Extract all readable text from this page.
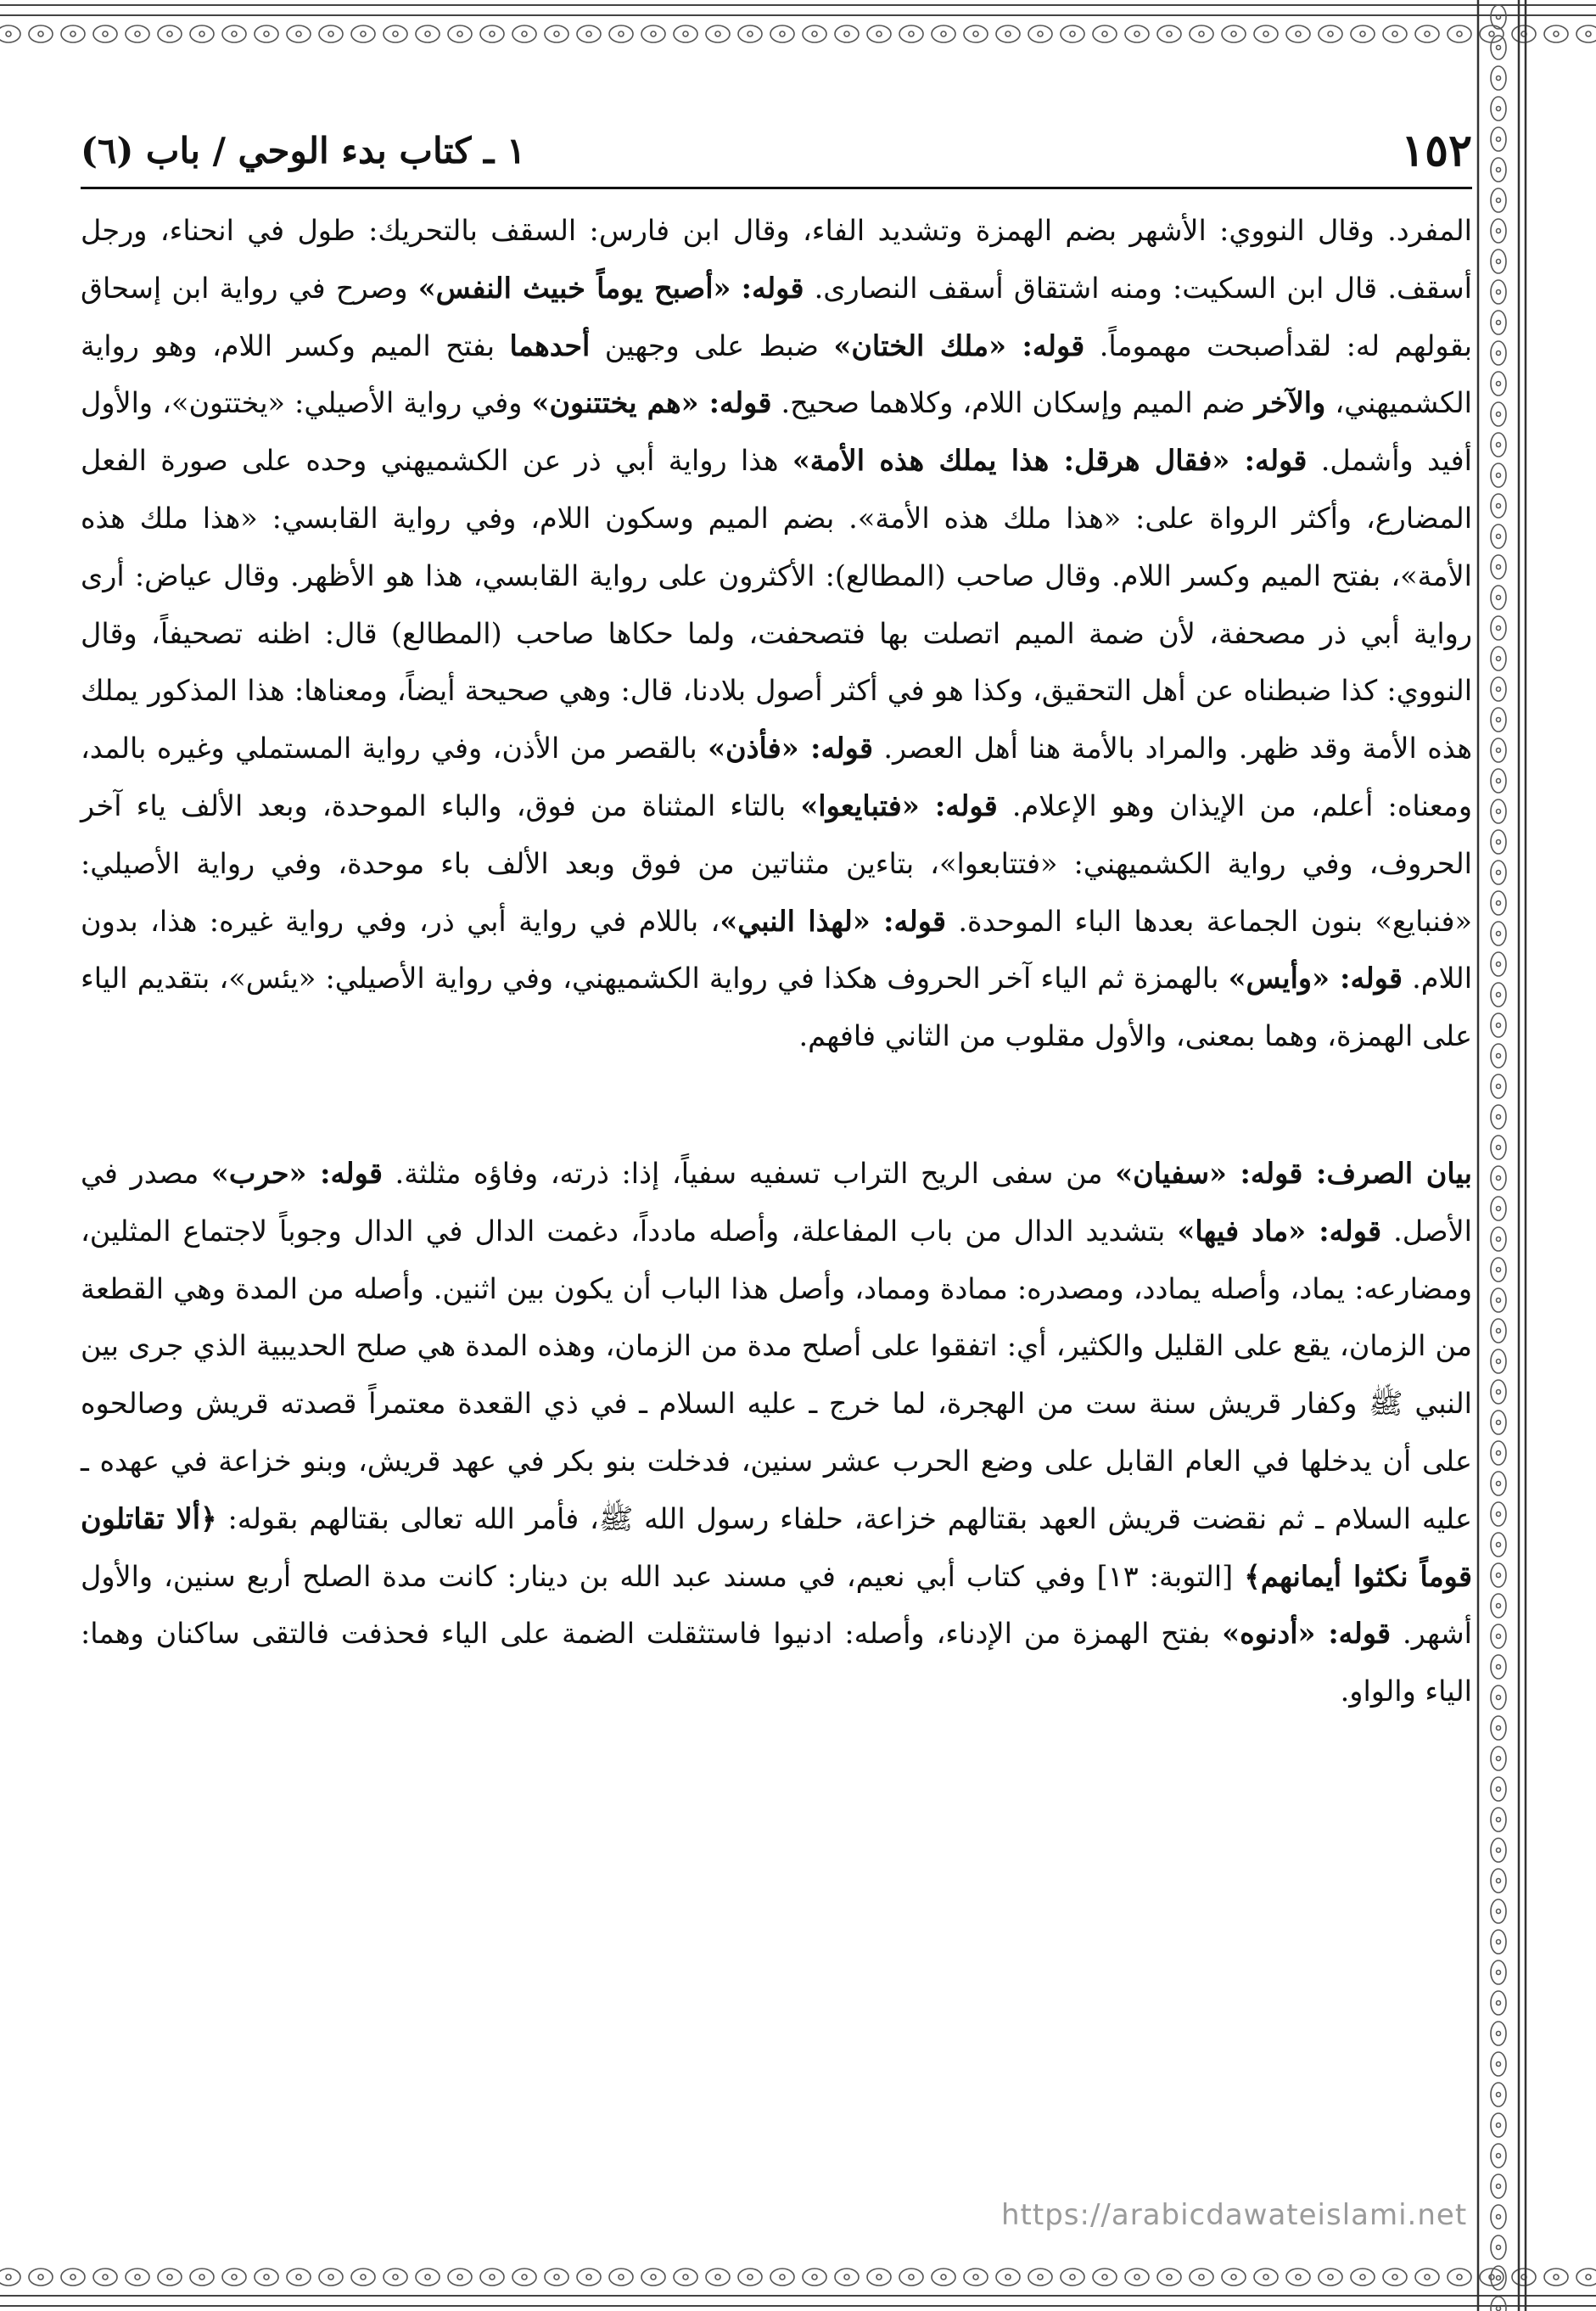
١٥٢
١ ـ كتاب بدء الوحي / باب (٦)

المفرد. وقال النووي: الأشهر بضم الهمزة وتشديد الفاء، وقال ابن فارس: السقف بالتحريك: طول في انحناء، ورجل أسقف. قال ابن السكيت: ومنه اشتقاق أسقف النصارى. قوله: «أصبح يوماً خبيث النفس» وصرح في رواية ابن إسحاق بقولهم له: لقدأصبحت مهموماً. قوله: «ملك الختان» ضبط على وجهين أحدهما بفتح الميم وكسر اللام، وهو رواية الكشميهني، والآخر ضم الميم وإسكان اللام، وكلاهما صحيح. قوله: «هم يختتنون» وفي رواية الأصيلي: «يختتون»، والأول أفيد وأشمل. قوله: «فقال هرقل: هذا يملك هذه الأمة» هذا رواية أبي ذر عن الكشميهني وحده على صورة الفعل المضارع، وأكثر الرواة على: «هذا ملك هذه الأمة». بضم الميم وسكون اللام، وفي رواية القابسي: «هذا ملك هذه الأمة»، بفتح الميم وكسر اللام. وقال صاحب (المطالع): الأكثرون على رواية القابسي، هذا هو الأظهر. وقال عياض: أرى رواية أبي ذر مصحفة، لأن ضمة الميم اتصلت بها فتصحفت، ولما حكاها صاحب (المطالع) قال: اظنه تصحيفاً، وقال النووي: كذا ضبطناه عن أهل التحقيق، وكذا هو في أكثر أصول بلادنا، قال: وهي صحيحة أيضاً، ومعناها: هذا المذكور يملك هذه الأمة وقد ظهر. والمراد بالأمة هنا أهل العصر. قوله: «فأذن» بالقصر من الأذن، وفي رواية المستملي وغيره بالمد، ومعناه: أعلم، من الإيذان وهو الإعلام. قوله: «فتبايعوا» بالتاء المثناة من فوق، والباء الموحدة، وبعد الألف ياء آخر الحروف، وفي رواية الكشميهني: «فتتابعوا»، بتاءين مثناتين من فوق وبعد الألف باء موحدة، وفي رواية الأصيلي: «فنبايع» بنون الجماعة بعدها الباء الموحدة. قوله: «لهذا النبي»، باللام في رواية أبي ذر، وفي رواية غيره: هذا، بدون اللام. قوله: «وأيس» بالهمزة ثم الياء آخر الحروف هكذا في رواية الكشميهني، وفي رواية الأصيلي: «يئس»، بتقديم الياء على الهمزة، وهما بمعنى، والأول مقلوب من الثاني فافهم.

بيان الصرف: قوله: «سفيان» من سفى الريح التراب تسفيه سفياً، إذا: ذرته، وفاؤه مثلثة. قوله: «حرب» مصدر في الأصل. قوله: «ماد فيها» بتشديد الدال من باب المفاعلة، وأصله مادداً، دغمت الدال في الدال وجوباً لاجتماع المثلين، ومضارعه: يماد، وأصله يمادد، ومصدره: ممادة ومماد، وأصل هذا الباب أن يكون بين اثنين. وأصله من المدة وهي القطعة من الزمان، يقع على القليل والكثير، أي: اتفقوا على أصلح مدة من الزمان، وهذه المدة هي صلح الحديبية الذي جرى بين النبي ﷺ وكفار قريش سنة ست من الهجرة، لما خرج ـ عليه السلام ـ في ذي القعدة معتمراً قصدته قريش وصالحوه على أن يدخلها في العام القابل على وضع الحرب عشر سنين، فدخلت بنو بكر في عهد قريش، وبنو خزاعة في عهده ـ عليه السلام ـ ثم نقضت قريش العهد بقتالهم خزاعة، حلفاء رسول الله ﷺ، فأمر الله تعالى بقتالهم بقوله: ﴿ألا تقاتلون قوماً نكثوا أيمانهم﴾ [التوبة: ١٣] وفي كتاب أبي نعيم، في مسند عبد الله بن دينار: كانت مدة الصلح أربع سنين، والأول أشهر. قوله: «أدنوه» بفتح الهمزة من الإدناء، وأصله: ادنيوا فاستثقلت الضمة على الياء فحذفت فالتقى ساكنان وهما: الياء والواو.

https://arabicdawateislami.net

##############################

Leave out the pictures and restate everything else word for word.

Extract all readable text from this page.
١٥٢
١ ـ كتاب بدء الوحي / باب (٦)

المفرد. وقال النووي: الأشهر بضم الهمزة وتشديد الفاء، وقال ابن فارس: السقف بالتحريك: طول في انحناء، ورجل أسقف. قال ابن السكيت: ومنه اشتقاق أسقف النصارى. قوله: «أصبح يوماً خبيث النفس» وصرح في رواية ابن إسحاق بقولهم له: لقدأصبحت مهموماً. قوله: «ملك الختان» ضبط على وجهين أحدهما بفتح الميم وكسر اللام، وهو رواية الكشميهني، والآخر ضم الميم وإسكان اللام، وكلاهما صحيح. قوله: «هم يختتنون» وفي رواية الأصيلي: «يختتون»، والأول أفيد وأشمل. قوله: «فقال هرقل: هذا يملك هذه الأمة» هذا رواية أبي ذر عن الكشميهني وحده على صورة الفعل المضارع، وأكثر الرواة على: «هذا ملك هذه الأمة». بضم الميم وسكون اللام، وفي رواية القابسي: «هذا ملك هذه الأمة»، بفتح الميم وكسر اللام. وقال صاحب (المطالع): الأكثرون على رواية القابسي، هذا هو الأظهر. وقال عياض: أرى رواية أبي ذر مصحفة، لأن ضمة الميم اتصلت بها فتصحفت، ولما حكاها صاحب (المطالع) قال: اظنه تصحيفاً، وقال النووي: كذا ضبطناه عن أهل التحقيق، وكذا هو في أكثر أصول بلادنا، قال: وهي صحيحة أيضاً، ومعناها: هذا المذكور يملك هذه الأمة وقد ظهر. والمراد بالأمة هنا أهل العصر. قوله: «فأذن» بالقصر من الأذن، وفي رواية المستملي وغيره بالمد، ومعناه: أعلم، من الإيذان وهو الإعلام. قوله: «فتبايعوا» بالتاء المثناة من فوق، والباء الموحدة، وبعد الألف ياء آخر الحروف، وفي رواية الكشميهني: «فتتابعوا»، بتاءين مثناتين من فوق وبعد الألف باء موحدة، وفي رواية الأصيلي: «فنبايع» بنون الجماعة بعدها الباء الموحدة. قوله: «لهذا النبي»، باللام في رواية أبي ذر، وفي رواية غيره: هذا، بدون اللام. قوله: «وأيس» بالهمزة ثم الياء آخر الحروف هكذا في رواية الكشميهني، وفي رواية الأصيلي: «يئس»، بتقديم الياء على الهمزة، وهما بمعنى، والأول مقلوب من الثاني فافهم.

بيان الصرف: قوله: «سفيان» من سفى الريح التراب تسفيه سفياً، إذا: ذرته، وفاؤه مثلثة. قوله: «حرب» مصدر في الأصل. قوله: «ماد فيها» بتشديد الدال من باب المفاعلة، وأصله مادداً، دغمت الدال في الدال وجوباً لاجتماع المثلين، ومضارعه: يماد، وأصله يمادد، ومصدره: ممادة ومماد، وأصل هذا الباب أن يكون بين اثنين. وأصله من المدة وهي القطعة من الزمان، يقع على القليل والكثير، أي: اتفقوا على أصلح مدة من الزمان، وهذه المدة هي صلح الحديبية الذي جرى بين النبي ﷺ وكفار قريش سنة ست من الهجرة، لما خرج ـ عليه السلام ـ في ذي القعدة معتمراً قصدته قريش وصالحوه على أن يدخلها في العام القابل على وضع الحرب عشر سنين، فدخلت بنو بكر في عهد قريش، وبنو خزاعة في عهده ـ عليه السلام ـ ثم نقضت قريش العهد بقتالهم خزاعة، حلفاء رسول الله ﷺ، فأمر الله تعالى بقتالهم بقوله: ﴿ألا تقاتلون قوماً نكثوا أيمانهم﴾ [التوبة: ١٣] وفي كتاب أبي نعيم، في مسند عبد الله بن دينار: كانت مدة الصلح أربع سنين، والأول أشهر. قوله: «أدنوه» بفتح الهمزة من الإدناء، وأصله: ادنيوا فاستثقلت الضمة على الياء فحذفت فالتقى ساكنان وهما: الياء والواو.

https://arabicdawateislami.net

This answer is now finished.